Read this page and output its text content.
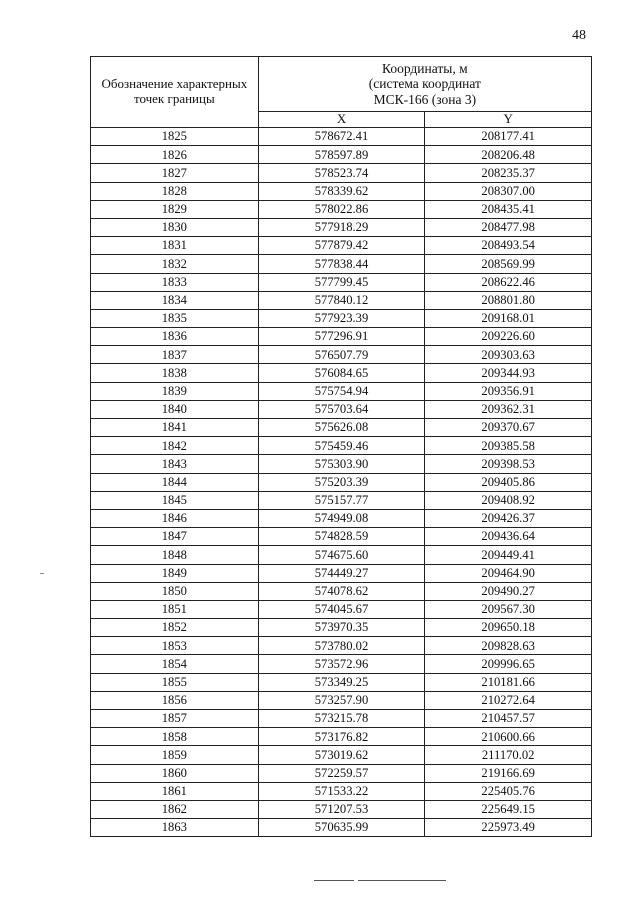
48
Обозначение характерных точек границы	Координаты, м
(система координат
МСК-166 (зона 3)	

	X	Y
1825	578672.41	208177.41
1826	578597.89	208206.48
1827	578523.74	208235.37
1828	578339.62	208307.00
1829	578022.86	208435.41
1830	577918.29	208477.98
1831	577879.42	208493.54
1832	577838.44	208569.99
1833	577799.45	208622.46
1834	577840.12	208801.80
1835	577923.39	209168.01
1836	577296.91	209226.60
1837	576507.79	209303.63
1838	576084.65	209344.93
1839	575754.94	209356.91
1840	575703.64	209362.31
1841	575626.08	209370.67
1842	575459.46	209385.58
1843	575303.90	209398.53
1844	575203.39	209405.86
1845	575157.77	209408.92
1846	574949.08	209426.37
1847	574828.59	209436.64
1848	574675.60	209449.41
1849	574449.27	209464.90
1850	574078.62	209490.27
1851	574045.67	209567.30
1852	573970.35	209650.18
1853	573780.02	209828.63
1854	573572.96	209996.65
1855	573349.25	210181.66
1856	573257.90	210272.64
1857	573215.78	210457.57
1858	573176.82	210600.66
1859	573019.62	211170.02
1860	572259.57	219166.69
1861	571533.22	225405.76
1862	571207.53	225649.15
1863	570635.99	225973.49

○ ○ ○ ○ ○

__Requirements__: Return all of the entries word for word, but omit the pictures.

__Answer to this task__:
Read this page and output its text content.
48
Обозначение характерных точек границы	Координаты, м
(система координат
МСК-166 (зона 3)	

	X	Y
1825	578672.41	208177.41
1826	578597.89	208206.48
1827	578523.74	208235.37
1828	578339.62	208307.00
1829	578022.86	208435.41
1830	577918.29	208477.98
1831	577879.42	208493.54
1832	577838.44	208569.99
1833	577799.45	208622.46
1834	577840.12	208801.80
1835	577923.39	209168.01
1836	577296.91	209226.60
1837	576507.79	209303.63
1838	576084.65	209344.93
1839	575754.94	209356.91
1840	575703.64	209362.31
1841	575626.08	209370.67
1842	575459.46	209385.58
1843	575303.90	209398.53
1844	575203.39	209405.86
1845	575157.77	209408.92
1846	574949.08	209426.37
1847	574828.59	209436.64
1848	574675.60	209449.41
1849	574449.27	209464.90
1850	574078.62	209490.27
1851	574045.67	209567.30
1852	573970.35	209650.18
1853	573780.02	209828.63
1854	573572.96	209996.65
1855	573349.25	210181.66
1856	573257.90	210272.64
1857	573215.78	210457.57
1858	573176.82	210600.66
1859	573019.62	211170.02
1860	572259.57	219166.69
1861	571533.22	225405.76
1862	571207.53	225649.15
1863	570635.99	225973.49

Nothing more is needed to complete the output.